● Given exercise
Wherever a line below holds the word "this", copy that line.

● Entries provided
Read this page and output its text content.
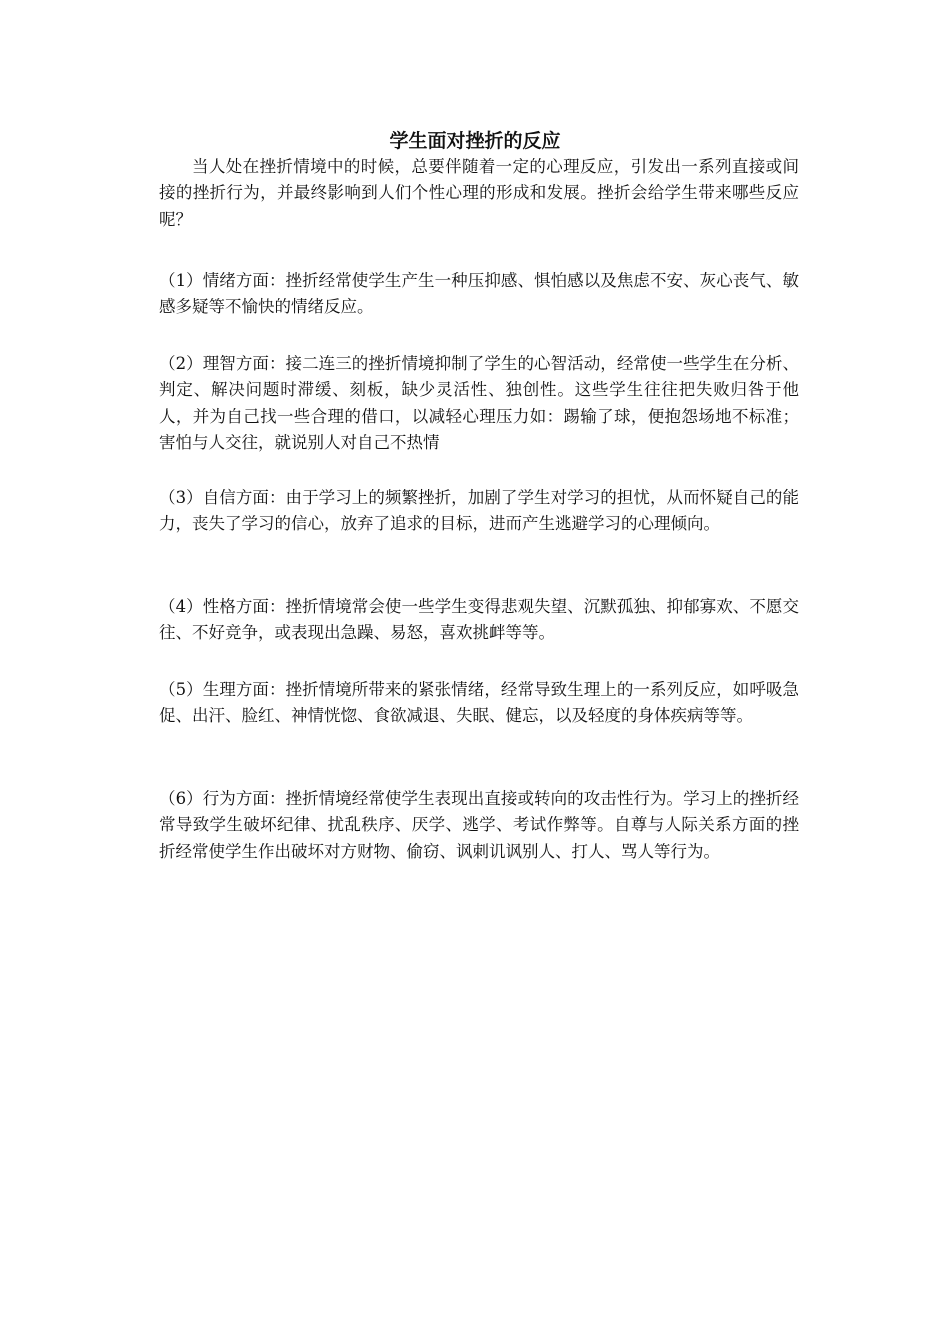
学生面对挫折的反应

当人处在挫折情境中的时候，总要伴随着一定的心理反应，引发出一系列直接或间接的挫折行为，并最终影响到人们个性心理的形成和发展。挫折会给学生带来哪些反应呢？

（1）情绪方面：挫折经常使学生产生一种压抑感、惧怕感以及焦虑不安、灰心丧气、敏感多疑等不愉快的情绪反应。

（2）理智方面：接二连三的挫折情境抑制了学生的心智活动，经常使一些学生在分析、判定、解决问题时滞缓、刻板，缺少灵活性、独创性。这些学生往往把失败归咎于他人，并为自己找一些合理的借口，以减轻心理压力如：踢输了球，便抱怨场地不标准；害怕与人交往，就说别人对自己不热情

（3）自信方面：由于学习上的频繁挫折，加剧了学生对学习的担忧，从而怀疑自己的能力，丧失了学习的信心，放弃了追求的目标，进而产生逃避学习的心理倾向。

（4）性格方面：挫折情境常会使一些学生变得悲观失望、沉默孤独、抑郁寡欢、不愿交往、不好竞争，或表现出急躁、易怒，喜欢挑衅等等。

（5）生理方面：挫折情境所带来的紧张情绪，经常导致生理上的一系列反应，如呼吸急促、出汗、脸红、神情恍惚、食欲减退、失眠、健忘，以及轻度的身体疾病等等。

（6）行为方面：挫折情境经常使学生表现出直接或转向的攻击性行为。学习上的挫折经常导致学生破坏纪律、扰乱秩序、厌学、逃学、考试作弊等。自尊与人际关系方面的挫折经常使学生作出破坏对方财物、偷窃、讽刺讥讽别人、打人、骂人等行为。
* * *
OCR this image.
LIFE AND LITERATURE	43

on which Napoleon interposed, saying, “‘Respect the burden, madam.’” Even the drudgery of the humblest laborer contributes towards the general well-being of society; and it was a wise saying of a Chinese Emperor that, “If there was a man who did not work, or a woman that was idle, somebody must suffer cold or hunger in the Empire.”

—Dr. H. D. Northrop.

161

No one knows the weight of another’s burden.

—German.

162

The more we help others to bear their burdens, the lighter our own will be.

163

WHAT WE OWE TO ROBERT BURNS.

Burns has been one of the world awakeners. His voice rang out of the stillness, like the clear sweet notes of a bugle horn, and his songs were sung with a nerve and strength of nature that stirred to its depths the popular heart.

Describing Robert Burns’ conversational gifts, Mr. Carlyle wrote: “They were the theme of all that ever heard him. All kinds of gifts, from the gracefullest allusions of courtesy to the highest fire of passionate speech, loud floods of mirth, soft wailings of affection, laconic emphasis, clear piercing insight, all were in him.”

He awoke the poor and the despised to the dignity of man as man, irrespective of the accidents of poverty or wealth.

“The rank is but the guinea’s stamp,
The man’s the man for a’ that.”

● The answer
Read this page and output its text content.
OCR this image.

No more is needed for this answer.